> **REQUIREMENT**
Set down, without alteration, the lines from the one that contains "What's the underlying" through the final line of the material below.

(Records excerpted from a collection)
※ ※ ※

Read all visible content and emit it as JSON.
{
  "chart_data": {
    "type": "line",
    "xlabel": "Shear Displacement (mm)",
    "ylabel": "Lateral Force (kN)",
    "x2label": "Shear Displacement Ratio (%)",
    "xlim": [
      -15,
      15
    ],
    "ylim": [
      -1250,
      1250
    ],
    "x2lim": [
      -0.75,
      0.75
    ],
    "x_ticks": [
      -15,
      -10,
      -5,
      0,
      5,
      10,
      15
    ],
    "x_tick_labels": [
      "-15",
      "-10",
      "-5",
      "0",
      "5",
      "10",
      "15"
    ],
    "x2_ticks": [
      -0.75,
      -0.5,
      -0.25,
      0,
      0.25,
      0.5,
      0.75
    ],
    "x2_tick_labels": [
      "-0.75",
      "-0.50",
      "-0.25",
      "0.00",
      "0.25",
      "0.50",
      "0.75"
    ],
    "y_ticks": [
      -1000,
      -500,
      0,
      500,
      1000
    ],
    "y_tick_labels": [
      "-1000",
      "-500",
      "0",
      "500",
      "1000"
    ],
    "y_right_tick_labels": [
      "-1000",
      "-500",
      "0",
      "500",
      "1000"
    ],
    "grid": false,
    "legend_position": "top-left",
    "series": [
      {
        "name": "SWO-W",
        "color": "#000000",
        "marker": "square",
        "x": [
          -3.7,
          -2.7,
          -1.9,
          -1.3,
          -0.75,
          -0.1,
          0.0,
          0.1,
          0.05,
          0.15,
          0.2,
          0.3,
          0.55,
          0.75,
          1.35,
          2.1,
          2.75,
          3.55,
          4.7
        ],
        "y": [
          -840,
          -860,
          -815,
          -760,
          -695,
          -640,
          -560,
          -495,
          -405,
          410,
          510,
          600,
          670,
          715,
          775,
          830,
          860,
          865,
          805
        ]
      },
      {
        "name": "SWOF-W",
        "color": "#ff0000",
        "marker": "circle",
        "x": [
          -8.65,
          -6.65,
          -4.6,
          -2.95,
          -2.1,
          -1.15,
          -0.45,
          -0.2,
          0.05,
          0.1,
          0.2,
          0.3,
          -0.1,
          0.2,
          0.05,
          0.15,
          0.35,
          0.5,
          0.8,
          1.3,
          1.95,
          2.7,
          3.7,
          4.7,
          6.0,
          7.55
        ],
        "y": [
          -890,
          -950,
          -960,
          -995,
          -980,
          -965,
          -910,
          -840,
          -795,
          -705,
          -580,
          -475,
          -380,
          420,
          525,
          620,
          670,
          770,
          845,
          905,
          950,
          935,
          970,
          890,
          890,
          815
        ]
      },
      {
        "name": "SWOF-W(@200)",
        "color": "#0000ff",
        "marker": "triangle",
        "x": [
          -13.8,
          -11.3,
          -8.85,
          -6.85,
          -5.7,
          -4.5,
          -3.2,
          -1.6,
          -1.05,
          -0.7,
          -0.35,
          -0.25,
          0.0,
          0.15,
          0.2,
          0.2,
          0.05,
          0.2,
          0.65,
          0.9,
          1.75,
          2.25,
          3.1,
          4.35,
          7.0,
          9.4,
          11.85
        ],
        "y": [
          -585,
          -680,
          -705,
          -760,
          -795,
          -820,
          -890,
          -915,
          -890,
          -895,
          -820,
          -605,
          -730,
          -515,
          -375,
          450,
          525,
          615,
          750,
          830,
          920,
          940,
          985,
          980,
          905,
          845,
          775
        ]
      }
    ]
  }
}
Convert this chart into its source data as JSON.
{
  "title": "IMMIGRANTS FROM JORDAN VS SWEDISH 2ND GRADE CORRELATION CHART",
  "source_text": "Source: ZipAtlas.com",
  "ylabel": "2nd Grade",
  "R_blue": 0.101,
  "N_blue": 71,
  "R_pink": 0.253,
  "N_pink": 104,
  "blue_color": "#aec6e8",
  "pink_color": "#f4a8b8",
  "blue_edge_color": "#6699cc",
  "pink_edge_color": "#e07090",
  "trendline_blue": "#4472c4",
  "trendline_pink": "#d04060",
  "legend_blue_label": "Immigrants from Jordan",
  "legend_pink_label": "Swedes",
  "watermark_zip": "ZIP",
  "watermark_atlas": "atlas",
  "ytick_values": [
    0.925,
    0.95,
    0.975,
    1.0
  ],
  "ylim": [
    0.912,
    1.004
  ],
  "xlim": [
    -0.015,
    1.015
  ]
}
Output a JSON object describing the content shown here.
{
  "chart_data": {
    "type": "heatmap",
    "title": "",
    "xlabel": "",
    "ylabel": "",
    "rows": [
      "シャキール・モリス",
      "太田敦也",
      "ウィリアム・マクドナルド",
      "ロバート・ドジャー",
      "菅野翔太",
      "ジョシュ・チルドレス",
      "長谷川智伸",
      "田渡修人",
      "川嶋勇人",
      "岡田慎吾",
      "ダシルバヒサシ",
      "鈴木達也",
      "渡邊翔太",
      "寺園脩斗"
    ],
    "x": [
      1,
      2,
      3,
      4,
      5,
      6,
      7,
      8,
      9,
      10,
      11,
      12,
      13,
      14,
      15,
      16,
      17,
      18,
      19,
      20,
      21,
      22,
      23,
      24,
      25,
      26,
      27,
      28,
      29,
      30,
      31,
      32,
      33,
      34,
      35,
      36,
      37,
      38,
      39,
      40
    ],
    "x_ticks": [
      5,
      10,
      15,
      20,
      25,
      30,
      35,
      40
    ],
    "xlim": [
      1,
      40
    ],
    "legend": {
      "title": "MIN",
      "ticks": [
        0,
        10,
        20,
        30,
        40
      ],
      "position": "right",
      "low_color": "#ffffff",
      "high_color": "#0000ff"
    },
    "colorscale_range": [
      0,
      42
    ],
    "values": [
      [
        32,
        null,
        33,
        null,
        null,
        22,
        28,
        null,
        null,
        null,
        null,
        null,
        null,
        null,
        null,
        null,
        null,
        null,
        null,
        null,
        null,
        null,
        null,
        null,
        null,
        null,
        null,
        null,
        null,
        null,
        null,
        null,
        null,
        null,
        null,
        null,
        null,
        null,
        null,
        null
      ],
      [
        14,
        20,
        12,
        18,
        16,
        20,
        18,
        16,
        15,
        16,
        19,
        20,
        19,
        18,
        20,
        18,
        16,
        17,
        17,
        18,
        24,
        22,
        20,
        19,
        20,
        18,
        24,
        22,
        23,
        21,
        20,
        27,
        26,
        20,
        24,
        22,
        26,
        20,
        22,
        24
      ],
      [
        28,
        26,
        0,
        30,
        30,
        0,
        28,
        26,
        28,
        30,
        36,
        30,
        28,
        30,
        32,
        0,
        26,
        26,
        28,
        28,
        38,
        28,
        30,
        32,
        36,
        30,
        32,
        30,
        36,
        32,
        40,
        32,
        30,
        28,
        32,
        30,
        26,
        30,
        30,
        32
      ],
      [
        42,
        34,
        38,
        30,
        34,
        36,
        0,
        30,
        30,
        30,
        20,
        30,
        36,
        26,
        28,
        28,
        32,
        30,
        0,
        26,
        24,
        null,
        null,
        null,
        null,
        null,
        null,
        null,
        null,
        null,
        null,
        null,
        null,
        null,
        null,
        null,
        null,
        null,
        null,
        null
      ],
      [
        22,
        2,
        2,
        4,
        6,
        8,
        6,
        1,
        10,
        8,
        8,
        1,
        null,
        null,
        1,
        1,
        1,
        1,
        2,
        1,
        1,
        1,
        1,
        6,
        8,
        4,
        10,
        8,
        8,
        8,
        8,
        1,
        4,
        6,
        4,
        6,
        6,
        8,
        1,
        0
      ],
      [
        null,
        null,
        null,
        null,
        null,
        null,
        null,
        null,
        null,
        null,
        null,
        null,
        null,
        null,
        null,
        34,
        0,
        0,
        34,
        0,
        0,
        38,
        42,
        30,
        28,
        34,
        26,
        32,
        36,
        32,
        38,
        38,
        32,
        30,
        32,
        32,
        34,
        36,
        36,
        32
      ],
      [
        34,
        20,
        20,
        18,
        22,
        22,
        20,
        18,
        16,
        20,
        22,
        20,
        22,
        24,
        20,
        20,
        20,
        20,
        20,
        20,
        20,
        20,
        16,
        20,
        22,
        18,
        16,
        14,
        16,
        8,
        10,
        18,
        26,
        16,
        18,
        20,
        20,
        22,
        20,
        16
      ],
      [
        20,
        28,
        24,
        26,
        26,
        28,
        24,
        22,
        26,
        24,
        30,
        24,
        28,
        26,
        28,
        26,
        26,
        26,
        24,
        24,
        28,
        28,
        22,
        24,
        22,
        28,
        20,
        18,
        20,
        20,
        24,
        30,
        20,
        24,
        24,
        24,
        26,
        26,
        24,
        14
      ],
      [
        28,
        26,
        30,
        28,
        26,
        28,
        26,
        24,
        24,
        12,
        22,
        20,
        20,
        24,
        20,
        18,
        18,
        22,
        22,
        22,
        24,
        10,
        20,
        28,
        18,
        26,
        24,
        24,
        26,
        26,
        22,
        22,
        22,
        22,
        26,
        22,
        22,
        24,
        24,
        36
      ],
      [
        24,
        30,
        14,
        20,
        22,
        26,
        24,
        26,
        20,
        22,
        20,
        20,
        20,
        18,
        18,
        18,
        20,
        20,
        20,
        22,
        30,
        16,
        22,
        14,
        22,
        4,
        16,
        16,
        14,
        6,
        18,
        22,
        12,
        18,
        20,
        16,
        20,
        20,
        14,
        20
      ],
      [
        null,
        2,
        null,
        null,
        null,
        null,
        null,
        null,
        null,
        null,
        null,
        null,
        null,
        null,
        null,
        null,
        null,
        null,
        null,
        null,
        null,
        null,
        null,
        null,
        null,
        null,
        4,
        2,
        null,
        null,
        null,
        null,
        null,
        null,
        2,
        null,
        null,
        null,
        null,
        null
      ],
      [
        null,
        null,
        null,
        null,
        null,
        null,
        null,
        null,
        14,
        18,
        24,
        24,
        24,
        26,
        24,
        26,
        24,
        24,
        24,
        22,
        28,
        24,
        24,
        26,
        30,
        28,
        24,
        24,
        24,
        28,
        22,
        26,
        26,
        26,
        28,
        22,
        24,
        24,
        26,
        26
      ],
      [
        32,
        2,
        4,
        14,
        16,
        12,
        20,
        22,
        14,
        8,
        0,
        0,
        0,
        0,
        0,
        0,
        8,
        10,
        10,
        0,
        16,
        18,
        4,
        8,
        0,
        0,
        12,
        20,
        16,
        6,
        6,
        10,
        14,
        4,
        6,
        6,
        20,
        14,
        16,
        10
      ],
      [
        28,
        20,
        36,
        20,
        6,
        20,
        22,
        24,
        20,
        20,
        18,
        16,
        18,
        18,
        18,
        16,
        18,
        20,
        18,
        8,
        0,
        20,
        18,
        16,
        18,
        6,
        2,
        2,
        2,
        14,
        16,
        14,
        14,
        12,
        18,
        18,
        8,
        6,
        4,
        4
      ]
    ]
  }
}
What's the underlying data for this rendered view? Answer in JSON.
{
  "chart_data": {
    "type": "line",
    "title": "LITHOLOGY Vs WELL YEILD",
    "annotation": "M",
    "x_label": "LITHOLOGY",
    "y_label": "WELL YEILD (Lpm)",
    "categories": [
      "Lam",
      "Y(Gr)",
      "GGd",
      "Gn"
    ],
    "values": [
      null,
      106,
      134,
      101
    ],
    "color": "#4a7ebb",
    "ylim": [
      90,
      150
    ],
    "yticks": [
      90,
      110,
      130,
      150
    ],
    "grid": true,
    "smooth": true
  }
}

※ ※ ※

> **COMPLETE ANSWER**
What's the underlying data for this rendered view? Answer in JSON.
{
  "chart_data": {
    "type": "line",
    "title": "LITHOLOGY Vs WELL YEILD",
    "annotation": "M",
    "x_label": "LITHOLOGY",
    "y_label": "WELL YEILD (Lpm)",
    "categories": [
      "Lam",
      "Y(Gr)",
      "GGd",
      "Gn"
    ],
    "values": [
      null,
      106,
      134,
      101
    ],
    "color": "#4a7ebb",
    "ylim": [
      90,
      150
    ],
    "yticks": [
      90,
      110,
      130,
      150
    ],
    "grid": true,
    "smooth": true
  }
}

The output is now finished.